▶ **Fragmento**:
┄┄┄┄┄┄┄┄┄┄
Cuidar el entender y el juzgar al otro

Obra de James Coates

Para resolver un conflicto es condición insoslayable pensar en los intereses de la parte con la que tenemos el conflicto, y luego urdir conjuntamente maneras de satisfacerlos. Es indiferente si el conflicto se da a escala doméstica o  a escala interestatal. Los conflictos se cronifican cuando una parte aspira a satisfacer sus propósitos negligiendo, minusvalorando o ignorando los de la otra. Eliminar del escenario mental los intereses de la contraparte, bien por considerarlos inaceptables, bien por desdeñarlos directamente, es uno de los motivos por el que las unidades políticas se declaran la guerra. Después de años de estudio de estos escenarios antagónicos me resulta inaudita la ceguera que se activa en los seres humanos cuando esos mismos seres humanos se enfadan y devienen entidades abrasivas. El enfado es una emoción primaria, también un sentimiento cuando se interna en el plano del discernimiento y la valoración, y cuando nos enojamos dejamos de contemplar la interdependencia, que es el origen de los conflictos, pero a su vez es la base de la vida humana. Ignorar al otro con el que discrepamos sobre algo común es una torpeza y una temeridad. Hay que admitir que del mismo modo que aspiramos a satisfacer nuestros intereses, a la contraparte le ocurrirá lo mismo. Por increíble que parezca, muchas veces no captamos esta necesidad de reciprocidad. Normal que los problemas se enquisten.

Para resolver un conflicto se necesita una mirada bondadosa que reconozca al otro. Es la bondad discursiva que he definido en otras ocasiones, la predisposición cordial a querer resolver un problema con el diálogo erigido en única herramienta validada para su resolución. Una vez más hay que hacer hincapié en que no es lo mismo terminar un problema que resolverlo. Muchos problemas se terminan sin haberse solucionado, adquiriendo un estado de latencia en el que de súbito pueden volver a erupcionar. La filósofa brasileña Marcia Tiburi sostiene que «la violencia aparece cuando el diálogo no entra en escena». Nadie que no asume como objeto de consideración los intereses de la contraparte con la que alberga un conflicto se atiene a dialogar. Tiburi define la violencia hermenéutica como la del punto de vista que aplasta al otro, que no lo reconoce como subjetividad autónoma y autolegisladora de sus fines (algo que es muy transparente en la violencia de género). Esta tesis se entenderá mejor si recordamos a la propia filósofa cuando afirma que «el diálogo se torna imposible cuando se pierde la dimensión del otro». La vida humana es vida humana porque es vida compartida precisamente con ese otro. Si queremos seguir viviendo agregados, no nos queda más remedio que limar las posibles fricciones connaturales a la convivencia a través del cuidado en el entender y en el juzgar.
┄┄┄┄┄┄┄┄┄┄
▶ **Extractos de entradas**:

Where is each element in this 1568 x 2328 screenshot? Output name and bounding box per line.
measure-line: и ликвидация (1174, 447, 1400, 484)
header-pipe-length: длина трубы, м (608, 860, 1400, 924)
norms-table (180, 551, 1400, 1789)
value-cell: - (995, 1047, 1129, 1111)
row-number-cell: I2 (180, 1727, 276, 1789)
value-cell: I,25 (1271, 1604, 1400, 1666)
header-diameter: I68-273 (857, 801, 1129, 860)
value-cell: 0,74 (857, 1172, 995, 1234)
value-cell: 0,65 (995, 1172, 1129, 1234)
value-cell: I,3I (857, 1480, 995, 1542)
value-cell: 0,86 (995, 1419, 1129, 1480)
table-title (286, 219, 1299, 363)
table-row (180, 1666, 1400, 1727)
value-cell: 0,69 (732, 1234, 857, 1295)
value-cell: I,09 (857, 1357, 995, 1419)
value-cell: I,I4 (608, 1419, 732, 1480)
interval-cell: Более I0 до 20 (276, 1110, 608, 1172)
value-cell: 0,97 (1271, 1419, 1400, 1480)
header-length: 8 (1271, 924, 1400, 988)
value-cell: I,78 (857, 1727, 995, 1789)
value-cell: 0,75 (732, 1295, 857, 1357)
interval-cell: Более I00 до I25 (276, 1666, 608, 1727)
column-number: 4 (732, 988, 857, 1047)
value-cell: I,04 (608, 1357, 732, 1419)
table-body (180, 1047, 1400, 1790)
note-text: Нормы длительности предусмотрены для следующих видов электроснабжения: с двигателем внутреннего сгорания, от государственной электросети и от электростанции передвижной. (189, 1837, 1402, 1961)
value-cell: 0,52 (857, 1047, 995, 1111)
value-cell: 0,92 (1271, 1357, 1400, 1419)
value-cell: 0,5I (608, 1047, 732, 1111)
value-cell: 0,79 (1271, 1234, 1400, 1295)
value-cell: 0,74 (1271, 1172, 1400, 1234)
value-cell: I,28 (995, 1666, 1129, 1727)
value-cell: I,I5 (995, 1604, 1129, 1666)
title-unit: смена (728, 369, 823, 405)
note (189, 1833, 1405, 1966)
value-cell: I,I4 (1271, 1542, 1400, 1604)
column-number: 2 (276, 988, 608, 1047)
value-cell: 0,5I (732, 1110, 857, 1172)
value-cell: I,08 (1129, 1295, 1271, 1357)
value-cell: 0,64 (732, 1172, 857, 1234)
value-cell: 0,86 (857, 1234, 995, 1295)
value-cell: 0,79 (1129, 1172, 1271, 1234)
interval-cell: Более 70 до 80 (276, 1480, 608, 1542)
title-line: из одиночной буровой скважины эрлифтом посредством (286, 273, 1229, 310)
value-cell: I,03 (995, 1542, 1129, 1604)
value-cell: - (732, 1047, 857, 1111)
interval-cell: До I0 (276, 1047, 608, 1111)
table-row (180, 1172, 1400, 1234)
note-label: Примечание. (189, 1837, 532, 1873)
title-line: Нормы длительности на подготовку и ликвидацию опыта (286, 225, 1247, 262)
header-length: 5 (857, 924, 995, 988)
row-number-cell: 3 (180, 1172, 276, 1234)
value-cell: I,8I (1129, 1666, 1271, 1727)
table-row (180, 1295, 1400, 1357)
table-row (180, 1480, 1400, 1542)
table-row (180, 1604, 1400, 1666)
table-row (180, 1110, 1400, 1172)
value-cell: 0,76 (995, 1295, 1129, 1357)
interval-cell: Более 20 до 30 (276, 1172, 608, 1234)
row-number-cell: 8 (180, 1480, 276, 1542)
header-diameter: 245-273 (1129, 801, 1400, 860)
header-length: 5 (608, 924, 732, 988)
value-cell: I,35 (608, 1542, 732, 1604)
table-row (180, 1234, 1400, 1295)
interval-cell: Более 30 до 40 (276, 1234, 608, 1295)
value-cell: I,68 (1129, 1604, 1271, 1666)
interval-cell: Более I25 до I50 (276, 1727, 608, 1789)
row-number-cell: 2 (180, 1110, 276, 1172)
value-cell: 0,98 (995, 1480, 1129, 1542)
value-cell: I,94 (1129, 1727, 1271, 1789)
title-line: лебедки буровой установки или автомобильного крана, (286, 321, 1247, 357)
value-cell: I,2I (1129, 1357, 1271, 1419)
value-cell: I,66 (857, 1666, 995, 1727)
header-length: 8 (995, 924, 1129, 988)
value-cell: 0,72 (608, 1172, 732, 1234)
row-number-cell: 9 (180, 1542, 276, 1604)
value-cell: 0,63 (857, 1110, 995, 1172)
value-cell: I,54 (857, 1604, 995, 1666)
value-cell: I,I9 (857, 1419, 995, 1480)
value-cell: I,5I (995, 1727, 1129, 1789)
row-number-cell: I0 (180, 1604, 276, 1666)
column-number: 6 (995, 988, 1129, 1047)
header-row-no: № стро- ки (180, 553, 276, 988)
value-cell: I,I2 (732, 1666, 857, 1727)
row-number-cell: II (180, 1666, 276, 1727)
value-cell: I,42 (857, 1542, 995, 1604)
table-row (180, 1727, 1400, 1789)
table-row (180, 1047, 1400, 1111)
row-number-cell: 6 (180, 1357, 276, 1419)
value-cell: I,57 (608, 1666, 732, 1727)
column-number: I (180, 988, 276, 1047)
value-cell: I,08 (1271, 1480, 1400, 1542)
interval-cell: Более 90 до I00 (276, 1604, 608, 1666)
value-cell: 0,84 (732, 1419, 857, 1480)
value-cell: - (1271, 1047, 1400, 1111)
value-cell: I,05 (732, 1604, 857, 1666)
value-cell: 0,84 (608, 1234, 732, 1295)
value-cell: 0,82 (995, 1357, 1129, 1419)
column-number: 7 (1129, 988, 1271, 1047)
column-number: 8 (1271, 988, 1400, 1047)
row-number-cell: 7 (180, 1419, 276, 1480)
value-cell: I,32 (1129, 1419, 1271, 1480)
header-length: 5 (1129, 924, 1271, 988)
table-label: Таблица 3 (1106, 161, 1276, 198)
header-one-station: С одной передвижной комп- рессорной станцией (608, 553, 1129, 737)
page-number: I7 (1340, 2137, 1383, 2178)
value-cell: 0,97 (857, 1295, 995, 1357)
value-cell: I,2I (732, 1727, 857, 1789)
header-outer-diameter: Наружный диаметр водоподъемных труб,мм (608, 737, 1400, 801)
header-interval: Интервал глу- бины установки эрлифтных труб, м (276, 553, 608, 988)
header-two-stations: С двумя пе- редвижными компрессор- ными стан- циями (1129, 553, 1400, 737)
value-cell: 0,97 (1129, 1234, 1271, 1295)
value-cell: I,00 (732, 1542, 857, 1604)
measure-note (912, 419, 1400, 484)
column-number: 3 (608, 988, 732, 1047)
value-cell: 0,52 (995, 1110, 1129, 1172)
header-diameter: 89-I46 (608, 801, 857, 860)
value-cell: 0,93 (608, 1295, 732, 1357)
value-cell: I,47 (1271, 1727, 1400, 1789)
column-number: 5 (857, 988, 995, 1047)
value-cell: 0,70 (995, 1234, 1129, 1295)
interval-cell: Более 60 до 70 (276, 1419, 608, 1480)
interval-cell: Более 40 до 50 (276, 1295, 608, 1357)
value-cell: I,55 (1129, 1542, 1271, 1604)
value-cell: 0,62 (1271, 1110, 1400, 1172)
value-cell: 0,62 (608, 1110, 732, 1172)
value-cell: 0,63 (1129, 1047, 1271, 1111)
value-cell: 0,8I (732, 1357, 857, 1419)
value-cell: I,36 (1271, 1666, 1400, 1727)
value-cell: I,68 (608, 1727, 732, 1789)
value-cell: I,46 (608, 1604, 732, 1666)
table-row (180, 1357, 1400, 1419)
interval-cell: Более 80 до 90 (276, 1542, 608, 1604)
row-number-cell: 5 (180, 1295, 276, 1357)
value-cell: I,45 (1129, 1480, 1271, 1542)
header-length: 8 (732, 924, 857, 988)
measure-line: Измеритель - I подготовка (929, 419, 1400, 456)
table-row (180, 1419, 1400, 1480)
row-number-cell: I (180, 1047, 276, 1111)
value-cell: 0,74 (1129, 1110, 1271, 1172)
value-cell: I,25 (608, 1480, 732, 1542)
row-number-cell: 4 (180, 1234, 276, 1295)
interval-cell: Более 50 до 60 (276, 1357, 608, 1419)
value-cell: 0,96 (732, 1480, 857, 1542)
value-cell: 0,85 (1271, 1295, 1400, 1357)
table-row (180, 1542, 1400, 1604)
┄┄┄┄┄┄┄┄┄┄
▶ **Problemas por resolver**:
a) Reproduce sin cambios las líneas de las entradas, desde la primera hasta la que contiene "value-cell: I,I4 (608, 1419, 732, 1480)", incluida esta última.
b) Sigue escribiendo el texto sobre la resolución de conflictos a partir del punto en que termina.

▶ **Resultados por tarea**:
a)
Where is each element in this 1568 x 2328 screenshot? Output name and bounding box per line.
measure-line: и ликвидация (1174, 447, 1400, 484)
header-pipe-length: длина трубы, м (608, 860, 1400, 924)
norms-table (180, 551, 1400, 1789)
value-cell: - (995, 1047, 1129, 1111)
row-number-cell: I2 (180, 1727, 276, 1789)
value-cell: I,25 (1271, 1604, 1400, 1666)
header-diameter: I68-273 (857, 801, 1129, 860)
value-cell: 0,74 (857, 1172, 995, 1234)
value-cell: 0,65 (995, 1172, 1129, 1234)
value-cell: I,3I (857, 1480, 995, 1542)
value-cell: 0,86 (995, 1419, 1129, 1480)
table-title (286, 219, 1299, 363)
table-row (180, 1666, 1400, 1727)
value-cell: 0,69 (732, 1234, 857, 1295)
value-cell: I,09 (857, 1357, 995, 1419)
value-cell: I,I4 (608, 1419, 732, 1480)

b)
No podemos aspirar a una vida sin discrepancias porque estaríamos anulando la desbordante diversidad humana, la maravillosa polifonía de voces, la ingente pluralidad de miradas, las valoraciones dispares que dan cromatismo y fulgor al evento de existir. Nietzsche sostenía que «no existen los hechos, existen las interpretaciones». Ortega afirmaba que «cada vida es un punto de vista sobre el universo». Si queremos convivir, no nos queda más remedio que aceptar la divergencia primero, y armonizarla después. Solo el diálogo posee el monopolio de atenuar el disenso y ampliar el entendimiento mutuo. El diálogo festeja la interacción de voces disímiles buscando una razón común. La palabra considerada y respetuosa sirve para resolver conflictos, pero también para evitarlos. La paz positiva, en contraposición a la negativa (solución del conflicto), es el cultivo de afectos y disposiciones sentimentales para que emerjan contextos amables y justos. Cuando las circunstancias contextuales son buenas, el comportamiento mejora notablemente. Cuidar las circunstancias es cuidarnos. Y cuidarnos es cuidar el diálogo, la bondad y la inteligencia presidiendo el encuentro con el otro.